:: Short problem ::
Find each line with the word "TVナビ" and state how many there are, nothing more.

:: Stored data ::
## begin

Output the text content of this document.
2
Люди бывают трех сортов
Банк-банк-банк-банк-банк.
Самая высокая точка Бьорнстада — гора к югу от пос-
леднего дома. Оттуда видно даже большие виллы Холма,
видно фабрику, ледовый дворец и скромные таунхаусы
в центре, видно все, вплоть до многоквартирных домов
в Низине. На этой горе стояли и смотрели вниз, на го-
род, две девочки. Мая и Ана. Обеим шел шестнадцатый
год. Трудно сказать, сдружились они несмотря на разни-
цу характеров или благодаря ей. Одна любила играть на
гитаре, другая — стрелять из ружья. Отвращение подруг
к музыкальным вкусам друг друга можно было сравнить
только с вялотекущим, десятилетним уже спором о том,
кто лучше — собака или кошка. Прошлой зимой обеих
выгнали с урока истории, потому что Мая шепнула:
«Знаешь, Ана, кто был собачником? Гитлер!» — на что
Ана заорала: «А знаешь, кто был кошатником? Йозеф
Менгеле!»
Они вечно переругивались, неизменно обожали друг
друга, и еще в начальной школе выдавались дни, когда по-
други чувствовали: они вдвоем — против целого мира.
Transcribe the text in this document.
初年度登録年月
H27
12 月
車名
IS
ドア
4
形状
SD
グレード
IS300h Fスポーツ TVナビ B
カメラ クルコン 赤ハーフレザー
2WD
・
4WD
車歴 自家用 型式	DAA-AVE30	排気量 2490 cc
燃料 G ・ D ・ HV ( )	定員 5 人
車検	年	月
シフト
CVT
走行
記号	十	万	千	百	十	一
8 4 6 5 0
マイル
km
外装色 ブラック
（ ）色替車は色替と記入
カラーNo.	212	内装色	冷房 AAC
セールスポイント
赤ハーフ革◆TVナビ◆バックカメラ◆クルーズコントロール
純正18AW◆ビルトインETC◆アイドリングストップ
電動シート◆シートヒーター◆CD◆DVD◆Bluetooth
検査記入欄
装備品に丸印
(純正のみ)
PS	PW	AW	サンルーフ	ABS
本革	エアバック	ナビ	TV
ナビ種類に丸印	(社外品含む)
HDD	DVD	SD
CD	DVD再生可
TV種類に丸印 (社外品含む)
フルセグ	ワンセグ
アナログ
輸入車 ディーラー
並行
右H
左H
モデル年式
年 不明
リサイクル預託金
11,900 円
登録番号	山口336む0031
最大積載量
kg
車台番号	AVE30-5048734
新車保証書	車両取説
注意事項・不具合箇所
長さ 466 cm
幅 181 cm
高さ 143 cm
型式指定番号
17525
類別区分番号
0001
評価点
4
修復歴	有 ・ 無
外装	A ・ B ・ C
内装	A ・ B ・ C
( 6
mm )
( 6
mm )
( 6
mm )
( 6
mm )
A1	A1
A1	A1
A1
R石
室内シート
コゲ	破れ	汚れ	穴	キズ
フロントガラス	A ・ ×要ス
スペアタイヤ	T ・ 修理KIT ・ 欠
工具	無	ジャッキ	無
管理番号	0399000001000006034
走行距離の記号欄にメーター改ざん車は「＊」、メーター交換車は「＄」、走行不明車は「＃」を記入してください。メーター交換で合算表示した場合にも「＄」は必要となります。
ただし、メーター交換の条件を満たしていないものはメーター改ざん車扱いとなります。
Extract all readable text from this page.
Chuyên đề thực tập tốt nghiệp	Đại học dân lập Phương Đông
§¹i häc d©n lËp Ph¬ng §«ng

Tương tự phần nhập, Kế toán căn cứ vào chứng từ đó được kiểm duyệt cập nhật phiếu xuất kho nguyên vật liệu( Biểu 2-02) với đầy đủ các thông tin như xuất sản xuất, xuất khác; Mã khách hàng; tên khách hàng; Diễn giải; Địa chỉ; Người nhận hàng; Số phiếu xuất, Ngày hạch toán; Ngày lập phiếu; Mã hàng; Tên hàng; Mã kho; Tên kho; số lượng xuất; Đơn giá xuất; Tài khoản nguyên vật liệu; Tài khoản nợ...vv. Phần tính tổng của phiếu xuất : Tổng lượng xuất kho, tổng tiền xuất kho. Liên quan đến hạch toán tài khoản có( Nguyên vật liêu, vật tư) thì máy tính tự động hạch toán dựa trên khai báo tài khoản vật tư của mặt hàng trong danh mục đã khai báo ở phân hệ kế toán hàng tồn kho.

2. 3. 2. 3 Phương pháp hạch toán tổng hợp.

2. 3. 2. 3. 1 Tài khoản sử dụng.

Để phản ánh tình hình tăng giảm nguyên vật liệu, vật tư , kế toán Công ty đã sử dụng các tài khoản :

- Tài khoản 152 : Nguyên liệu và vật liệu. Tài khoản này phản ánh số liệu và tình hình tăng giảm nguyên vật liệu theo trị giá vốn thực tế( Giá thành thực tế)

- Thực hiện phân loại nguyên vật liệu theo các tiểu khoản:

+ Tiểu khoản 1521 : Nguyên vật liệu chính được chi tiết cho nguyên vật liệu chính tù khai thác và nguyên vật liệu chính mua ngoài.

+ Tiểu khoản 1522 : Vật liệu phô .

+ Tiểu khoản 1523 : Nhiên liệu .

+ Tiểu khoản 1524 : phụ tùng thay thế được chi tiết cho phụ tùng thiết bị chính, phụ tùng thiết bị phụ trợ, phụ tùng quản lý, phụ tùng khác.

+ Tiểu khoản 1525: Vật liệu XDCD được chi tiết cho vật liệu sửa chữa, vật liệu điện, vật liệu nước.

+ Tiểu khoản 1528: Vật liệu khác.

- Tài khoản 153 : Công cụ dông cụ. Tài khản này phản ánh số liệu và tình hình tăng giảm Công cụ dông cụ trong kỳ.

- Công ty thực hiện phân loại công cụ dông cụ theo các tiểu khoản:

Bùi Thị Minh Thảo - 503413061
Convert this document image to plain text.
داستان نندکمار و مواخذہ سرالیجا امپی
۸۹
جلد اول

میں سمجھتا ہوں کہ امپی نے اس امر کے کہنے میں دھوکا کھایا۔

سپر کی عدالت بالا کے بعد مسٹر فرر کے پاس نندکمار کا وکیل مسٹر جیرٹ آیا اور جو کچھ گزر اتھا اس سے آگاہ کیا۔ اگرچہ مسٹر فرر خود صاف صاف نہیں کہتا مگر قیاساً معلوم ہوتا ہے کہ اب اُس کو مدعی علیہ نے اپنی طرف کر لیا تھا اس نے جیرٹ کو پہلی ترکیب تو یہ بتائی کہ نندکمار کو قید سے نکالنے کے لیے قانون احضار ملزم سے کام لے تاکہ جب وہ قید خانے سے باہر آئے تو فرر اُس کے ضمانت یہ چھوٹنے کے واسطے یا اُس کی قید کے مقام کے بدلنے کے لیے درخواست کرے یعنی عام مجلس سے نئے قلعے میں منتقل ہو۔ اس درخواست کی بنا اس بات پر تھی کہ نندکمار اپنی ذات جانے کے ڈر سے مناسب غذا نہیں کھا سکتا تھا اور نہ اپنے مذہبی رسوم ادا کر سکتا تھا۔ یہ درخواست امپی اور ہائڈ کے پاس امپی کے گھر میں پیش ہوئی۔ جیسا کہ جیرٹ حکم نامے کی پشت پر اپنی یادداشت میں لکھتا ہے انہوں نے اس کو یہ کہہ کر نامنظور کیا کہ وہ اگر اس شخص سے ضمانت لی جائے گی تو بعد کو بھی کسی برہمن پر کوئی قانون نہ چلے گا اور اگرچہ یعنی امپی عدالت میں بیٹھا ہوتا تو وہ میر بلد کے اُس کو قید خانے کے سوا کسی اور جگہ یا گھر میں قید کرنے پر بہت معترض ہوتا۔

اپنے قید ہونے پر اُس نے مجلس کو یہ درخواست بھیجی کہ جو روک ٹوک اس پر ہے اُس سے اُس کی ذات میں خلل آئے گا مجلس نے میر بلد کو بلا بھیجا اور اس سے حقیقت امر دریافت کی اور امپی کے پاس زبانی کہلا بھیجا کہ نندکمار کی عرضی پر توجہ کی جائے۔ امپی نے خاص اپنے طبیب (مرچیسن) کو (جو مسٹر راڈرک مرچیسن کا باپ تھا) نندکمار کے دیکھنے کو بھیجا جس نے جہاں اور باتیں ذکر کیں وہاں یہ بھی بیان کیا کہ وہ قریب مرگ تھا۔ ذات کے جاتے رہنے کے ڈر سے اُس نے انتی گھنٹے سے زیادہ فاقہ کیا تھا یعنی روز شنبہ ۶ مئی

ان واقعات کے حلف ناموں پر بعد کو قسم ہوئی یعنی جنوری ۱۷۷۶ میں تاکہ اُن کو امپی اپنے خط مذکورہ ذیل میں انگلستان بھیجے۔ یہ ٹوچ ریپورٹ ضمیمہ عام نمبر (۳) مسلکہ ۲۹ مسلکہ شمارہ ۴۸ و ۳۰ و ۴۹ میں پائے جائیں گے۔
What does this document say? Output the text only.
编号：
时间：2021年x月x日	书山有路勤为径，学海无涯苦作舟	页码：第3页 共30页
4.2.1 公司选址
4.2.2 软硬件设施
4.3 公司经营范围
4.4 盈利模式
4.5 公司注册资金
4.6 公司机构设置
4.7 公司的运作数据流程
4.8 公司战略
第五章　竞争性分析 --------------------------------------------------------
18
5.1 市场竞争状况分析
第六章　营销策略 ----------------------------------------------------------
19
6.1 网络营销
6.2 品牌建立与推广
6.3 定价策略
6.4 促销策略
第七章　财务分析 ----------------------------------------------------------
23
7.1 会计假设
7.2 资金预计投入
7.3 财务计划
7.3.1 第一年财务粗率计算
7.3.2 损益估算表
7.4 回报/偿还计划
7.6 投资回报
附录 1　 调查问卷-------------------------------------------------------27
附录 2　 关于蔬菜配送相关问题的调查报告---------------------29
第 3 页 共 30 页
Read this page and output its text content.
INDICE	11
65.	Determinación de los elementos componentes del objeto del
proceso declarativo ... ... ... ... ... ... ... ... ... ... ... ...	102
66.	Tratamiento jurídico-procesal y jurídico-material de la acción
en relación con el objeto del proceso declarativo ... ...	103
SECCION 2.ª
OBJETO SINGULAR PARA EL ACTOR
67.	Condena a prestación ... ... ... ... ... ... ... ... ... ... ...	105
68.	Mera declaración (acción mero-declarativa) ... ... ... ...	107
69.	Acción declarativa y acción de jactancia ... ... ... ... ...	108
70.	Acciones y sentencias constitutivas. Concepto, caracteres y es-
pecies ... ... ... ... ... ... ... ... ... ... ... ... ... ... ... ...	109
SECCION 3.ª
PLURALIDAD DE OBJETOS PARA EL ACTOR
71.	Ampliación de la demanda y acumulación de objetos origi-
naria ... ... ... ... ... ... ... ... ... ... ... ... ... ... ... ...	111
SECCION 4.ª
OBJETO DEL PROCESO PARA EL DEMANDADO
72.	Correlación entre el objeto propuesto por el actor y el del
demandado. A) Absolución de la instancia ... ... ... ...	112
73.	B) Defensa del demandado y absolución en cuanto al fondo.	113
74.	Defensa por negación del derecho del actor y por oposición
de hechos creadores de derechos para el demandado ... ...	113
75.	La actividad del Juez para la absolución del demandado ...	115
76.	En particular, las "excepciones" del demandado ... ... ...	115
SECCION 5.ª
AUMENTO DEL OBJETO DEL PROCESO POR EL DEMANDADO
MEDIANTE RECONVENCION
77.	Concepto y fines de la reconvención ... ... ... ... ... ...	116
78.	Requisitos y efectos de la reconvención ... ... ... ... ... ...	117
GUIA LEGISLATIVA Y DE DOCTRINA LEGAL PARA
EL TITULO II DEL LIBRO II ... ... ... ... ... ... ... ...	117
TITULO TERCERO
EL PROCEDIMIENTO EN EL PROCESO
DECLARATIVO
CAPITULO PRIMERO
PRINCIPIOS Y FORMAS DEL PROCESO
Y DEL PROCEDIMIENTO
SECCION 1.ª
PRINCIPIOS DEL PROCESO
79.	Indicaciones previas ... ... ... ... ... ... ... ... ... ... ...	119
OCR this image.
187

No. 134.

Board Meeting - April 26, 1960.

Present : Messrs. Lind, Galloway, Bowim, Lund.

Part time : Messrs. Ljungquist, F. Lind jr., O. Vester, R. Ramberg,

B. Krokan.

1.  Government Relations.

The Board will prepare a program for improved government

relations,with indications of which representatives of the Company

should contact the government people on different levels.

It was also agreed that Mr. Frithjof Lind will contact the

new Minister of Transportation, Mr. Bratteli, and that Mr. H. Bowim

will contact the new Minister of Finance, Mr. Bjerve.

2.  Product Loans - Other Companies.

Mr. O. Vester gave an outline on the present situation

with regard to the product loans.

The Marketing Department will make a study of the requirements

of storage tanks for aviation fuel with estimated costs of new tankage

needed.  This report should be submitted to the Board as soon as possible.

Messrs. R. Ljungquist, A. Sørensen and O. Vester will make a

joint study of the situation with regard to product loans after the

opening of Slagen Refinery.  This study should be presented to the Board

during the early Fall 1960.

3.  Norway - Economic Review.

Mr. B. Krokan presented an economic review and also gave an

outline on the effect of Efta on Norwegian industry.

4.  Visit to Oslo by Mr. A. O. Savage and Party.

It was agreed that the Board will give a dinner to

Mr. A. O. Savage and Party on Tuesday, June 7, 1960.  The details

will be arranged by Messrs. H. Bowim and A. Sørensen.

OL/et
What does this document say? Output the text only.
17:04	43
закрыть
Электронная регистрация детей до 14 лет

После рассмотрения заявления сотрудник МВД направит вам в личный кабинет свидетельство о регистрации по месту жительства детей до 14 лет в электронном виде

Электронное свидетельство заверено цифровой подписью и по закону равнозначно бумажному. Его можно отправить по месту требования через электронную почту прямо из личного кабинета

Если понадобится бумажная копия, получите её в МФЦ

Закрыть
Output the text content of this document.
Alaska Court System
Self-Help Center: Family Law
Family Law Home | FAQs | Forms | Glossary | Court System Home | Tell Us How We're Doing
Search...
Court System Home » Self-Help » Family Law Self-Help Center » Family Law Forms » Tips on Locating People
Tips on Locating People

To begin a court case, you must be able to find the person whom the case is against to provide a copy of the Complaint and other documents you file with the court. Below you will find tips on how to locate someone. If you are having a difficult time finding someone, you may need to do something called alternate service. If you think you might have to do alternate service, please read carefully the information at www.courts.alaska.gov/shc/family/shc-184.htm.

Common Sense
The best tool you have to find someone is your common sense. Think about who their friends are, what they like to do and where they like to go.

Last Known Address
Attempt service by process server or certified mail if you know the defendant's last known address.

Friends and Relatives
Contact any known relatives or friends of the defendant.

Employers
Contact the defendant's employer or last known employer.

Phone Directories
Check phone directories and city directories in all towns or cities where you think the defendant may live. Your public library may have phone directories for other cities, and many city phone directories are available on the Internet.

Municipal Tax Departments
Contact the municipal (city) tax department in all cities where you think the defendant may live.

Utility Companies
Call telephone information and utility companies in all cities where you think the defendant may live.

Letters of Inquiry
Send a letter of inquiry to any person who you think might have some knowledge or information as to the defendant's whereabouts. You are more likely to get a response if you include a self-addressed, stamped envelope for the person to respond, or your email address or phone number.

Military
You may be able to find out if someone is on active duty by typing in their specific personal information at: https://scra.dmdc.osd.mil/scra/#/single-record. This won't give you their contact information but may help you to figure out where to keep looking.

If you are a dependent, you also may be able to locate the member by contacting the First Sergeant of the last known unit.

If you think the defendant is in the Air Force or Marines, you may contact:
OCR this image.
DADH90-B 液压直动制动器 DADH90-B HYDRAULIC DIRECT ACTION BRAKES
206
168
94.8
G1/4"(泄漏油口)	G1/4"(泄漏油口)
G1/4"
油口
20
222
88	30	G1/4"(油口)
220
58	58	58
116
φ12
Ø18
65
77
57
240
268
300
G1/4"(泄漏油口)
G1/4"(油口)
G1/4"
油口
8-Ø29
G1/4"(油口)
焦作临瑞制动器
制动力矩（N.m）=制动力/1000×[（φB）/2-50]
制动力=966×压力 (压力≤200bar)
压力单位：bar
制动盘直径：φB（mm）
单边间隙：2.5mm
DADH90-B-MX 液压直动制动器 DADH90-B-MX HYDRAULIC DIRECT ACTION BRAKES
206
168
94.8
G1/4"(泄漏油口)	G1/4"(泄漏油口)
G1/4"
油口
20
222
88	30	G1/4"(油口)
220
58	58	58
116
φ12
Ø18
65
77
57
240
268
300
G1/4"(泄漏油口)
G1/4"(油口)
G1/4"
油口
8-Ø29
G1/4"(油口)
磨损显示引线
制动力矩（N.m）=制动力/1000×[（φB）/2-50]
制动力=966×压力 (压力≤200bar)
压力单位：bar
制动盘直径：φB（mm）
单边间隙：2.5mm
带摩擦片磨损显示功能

## end

:: Reply ::
2